## START Records provided
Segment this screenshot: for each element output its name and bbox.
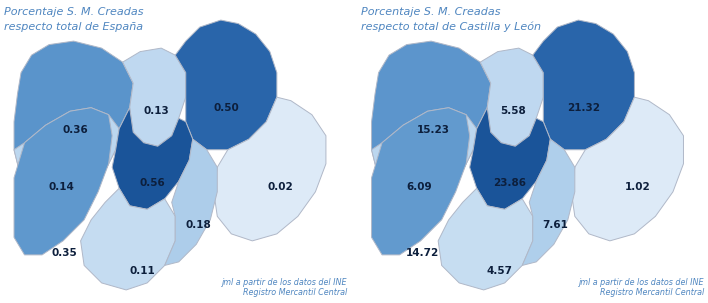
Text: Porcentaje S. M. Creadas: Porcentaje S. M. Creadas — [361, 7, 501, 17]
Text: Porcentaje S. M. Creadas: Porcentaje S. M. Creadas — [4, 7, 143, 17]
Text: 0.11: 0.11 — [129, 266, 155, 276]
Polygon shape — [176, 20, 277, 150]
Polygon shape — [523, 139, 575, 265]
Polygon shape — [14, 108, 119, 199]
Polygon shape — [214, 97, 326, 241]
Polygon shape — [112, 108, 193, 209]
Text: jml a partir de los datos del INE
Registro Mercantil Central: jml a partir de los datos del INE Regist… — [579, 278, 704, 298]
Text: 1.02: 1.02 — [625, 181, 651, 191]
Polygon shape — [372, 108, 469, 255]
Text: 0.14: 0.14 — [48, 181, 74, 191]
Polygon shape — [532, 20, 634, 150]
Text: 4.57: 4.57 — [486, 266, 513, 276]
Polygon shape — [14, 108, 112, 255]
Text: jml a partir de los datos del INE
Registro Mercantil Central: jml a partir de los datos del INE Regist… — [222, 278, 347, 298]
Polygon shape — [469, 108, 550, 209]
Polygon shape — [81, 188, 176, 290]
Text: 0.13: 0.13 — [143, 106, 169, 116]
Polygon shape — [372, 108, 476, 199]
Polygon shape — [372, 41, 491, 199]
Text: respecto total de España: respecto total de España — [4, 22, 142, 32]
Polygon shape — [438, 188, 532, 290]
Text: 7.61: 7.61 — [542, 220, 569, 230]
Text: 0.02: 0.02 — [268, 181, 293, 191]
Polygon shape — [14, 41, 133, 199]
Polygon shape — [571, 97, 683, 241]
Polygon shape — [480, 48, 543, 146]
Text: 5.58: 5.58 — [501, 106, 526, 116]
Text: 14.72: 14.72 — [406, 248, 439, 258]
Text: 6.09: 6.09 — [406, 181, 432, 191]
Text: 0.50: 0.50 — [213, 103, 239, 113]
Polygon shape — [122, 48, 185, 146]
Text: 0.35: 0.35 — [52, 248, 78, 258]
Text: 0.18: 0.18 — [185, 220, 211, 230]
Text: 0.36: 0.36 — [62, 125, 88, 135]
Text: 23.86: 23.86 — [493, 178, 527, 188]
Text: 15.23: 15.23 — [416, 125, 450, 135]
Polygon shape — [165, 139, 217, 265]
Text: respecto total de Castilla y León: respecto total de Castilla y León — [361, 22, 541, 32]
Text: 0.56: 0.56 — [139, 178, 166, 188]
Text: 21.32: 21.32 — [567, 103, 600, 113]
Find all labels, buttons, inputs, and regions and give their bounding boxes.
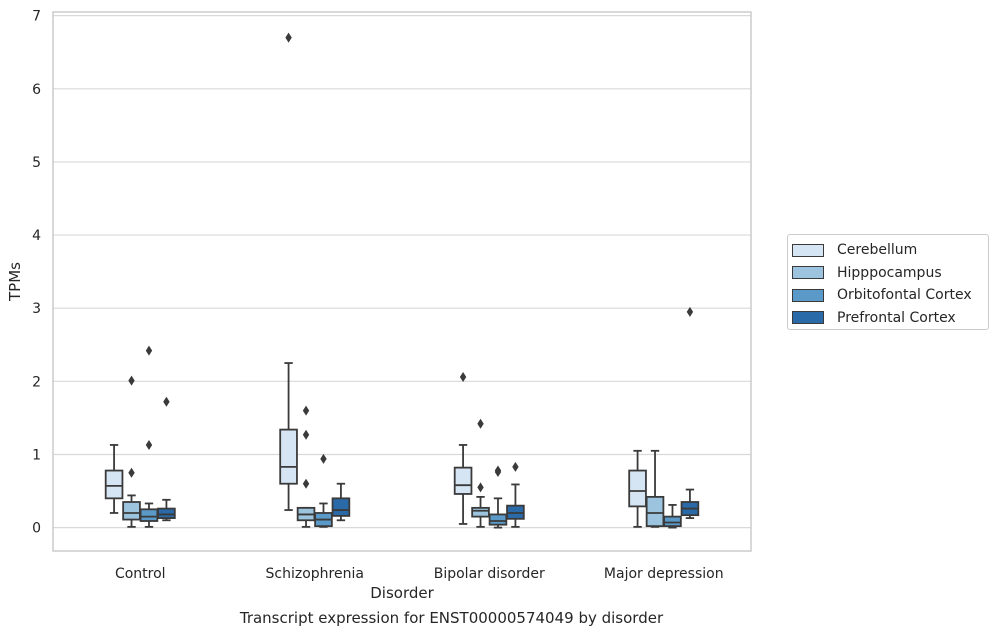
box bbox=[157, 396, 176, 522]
## END Records provided
What you are asked to do: Rewrite all the records above, substituting "Polygon outline" for every "Polygon shape" and changing nothing else. Leave the pictures out.

Output for this exercise:
Segment this screenshot: for each element output its name and bbox.
Text: Porcentaje S. M. Creadas: Porcentaje S. M. Creadas — [361, 7, 501, 17]
Text: Porcentaje S. M. Creadas: Porcentaje S. M. Creadas — [4, 7, 143, 17]
Text: 0.11: 0.11 — [129, 266, 155, 276]
Polygon outline — [176, 20, 277, 150]
Polygon outline — [523, 139, 575, 265]
Polygon outline — [14, 108, 119, 199]
Polygon outline — [214, 97, 326, 241]
Polygon outline — [112, 108, 193, 209]
Text: jml a partir de los datos del INE
Registro Mercantil Central: jml a partir de los datos del INE Regist… — [579, 278, 704, 298]
Text: 1.02: 1.02 — [625, 181, 651, 191]
Polygon outline — [372, 108, 469, 255]
Text: 0.14: 0.14 — [48, 181, 74, 191]
Polygon outline — [532, 20, 634, 150]
Text: 4.57: 4.57 — [486, 266, 513, 276]
Polygon outline — [14, 108, 112, 255]
Text: jml a partir de los datos del INE
Registro Mercantil Central: jml a partir de los datos del INE Regist… — [222, 278, 347, 298]
Polygon outline — [469, 108, 550, 209]
Polygon outline — [81, 188, 176, 290]
Text: 0.13: 0.13 — [143, 106, 169, 116]
Polygon outline — [372, 108, 476, 199]
Polygon outline — [372, 41, 491, 199]
Text: respecto total de España: respecto total de España — [4, 22, 142, 32]
Polygon outline — [438, 188, 532, 290]
Text: 7.61: 7.61 — [542, 220, 569, 230]
Text: 0.02: 0.02 — [268, 181, 293, 191]
Polygon outline — [14, 41, 133, 199]
Polygon outline — [571, 97, 683, 241]
Polygon outline — [480, 48, 543, 146]
Text: 5.58: 5.58 — [501, 106, 526, 116]
Text: 14.72: 14.72 — [406, 248, 439, 258]
Text: 6.09: 6.09 — [406, 181, 432, 191]
Text: 0.50: 0.50 — [213, 103, 239, 113]
Polygon outline — [122, 48, 185, 146]
Text: 0.35: 0.35 — [52, 248, 78, 258]
Text: 0.18: 0.18 — [185, 220, 211, 230]
Text: 0.36: 0.36 — [62, 125, 88, 135]
Text: 23.86: 23.86 — [493, 178, 527, 188]
Text: 15.23: 15.23 — [416, 125, 450, 135]
Polygon outline — [165, 139, 217, 265]
Text: respecto total de Castilla y León: respecto total de Castilla y León — [361, 22, 541, 32]
Text: 0.56: 0.56 — [139, 178, 166, 188]
Text: 21.32: 21.32 — [567, 103, 600, 113]
Find all labels, buttons, inputs, and regions and give their bounding boxes.
box bbox=[157, 396, 176, 522]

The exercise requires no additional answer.